— begin —

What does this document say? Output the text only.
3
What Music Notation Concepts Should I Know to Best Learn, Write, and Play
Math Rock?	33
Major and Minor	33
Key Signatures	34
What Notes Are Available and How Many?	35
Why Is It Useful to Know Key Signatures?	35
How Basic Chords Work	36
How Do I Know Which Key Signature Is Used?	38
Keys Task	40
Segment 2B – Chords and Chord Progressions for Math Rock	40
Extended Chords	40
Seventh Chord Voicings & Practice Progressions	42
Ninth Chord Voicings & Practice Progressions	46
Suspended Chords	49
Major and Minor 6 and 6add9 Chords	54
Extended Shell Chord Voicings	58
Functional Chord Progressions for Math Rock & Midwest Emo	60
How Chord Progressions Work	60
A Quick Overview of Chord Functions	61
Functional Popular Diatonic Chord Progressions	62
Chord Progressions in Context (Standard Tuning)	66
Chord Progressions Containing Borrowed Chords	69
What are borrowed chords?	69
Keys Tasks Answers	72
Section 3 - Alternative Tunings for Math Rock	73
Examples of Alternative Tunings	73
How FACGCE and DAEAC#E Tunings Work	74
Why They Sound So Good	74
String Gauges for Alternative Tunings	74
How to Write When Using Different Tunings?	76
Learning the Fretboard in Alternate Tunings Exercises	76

— end —

WHAT THE EXERCISE ASKS
Transcribe every entry exactly.

FINISHED TASK
What does this document say? Output the text only.
3
What Music Notation Concepts Should I Know to Best Learn, Write, and Play
Math Rock?	33
Major and Minor	33
Key Signatures	34
What Notes Are Available and How Many?	35
Why Is It Useful to Know Key Signatures?	35
How Basic Chords Work	36
How Do I Know Which Key Signature Is Used?	38
Keys Task	40
Segment 2B – Chords and Chord Progressions for Math Rock	40
Extended Chords	40
Seventh Chord Voicings & Practice Progressions	42
Ninth Chord Voicings & Practice Progressions	46
Suspended Chords	49
Major and Minor 6 and 6add9 Chords	54
Extended Shell Chord Voicings	58
Functional Chord Progressions for Math Rock & Midwest Emo	60
How Chord Progressions Work	60
A Quick Overview of Chord Functions	61
Functional Popular Diatonic Chord Progressions	62
Chord Progressions in Context (Standard Tuning)	66
Chord Progressions Containing Borrowed Chords	69
What are borrowed chords?	69
Keys Tasks Answers	72
Section 3 - Alternative Tunings for Math Rock	73
Examples of Alternative Tunings	73
How FACGCE and DAEAC#E Tunings Work	74
Why They Sound So Good	74
String Gauges for Alternative Tunings	74
How to Write When Using Different Tunings?	76
Learning the Fretboard in Alternate Tunings Exercises	76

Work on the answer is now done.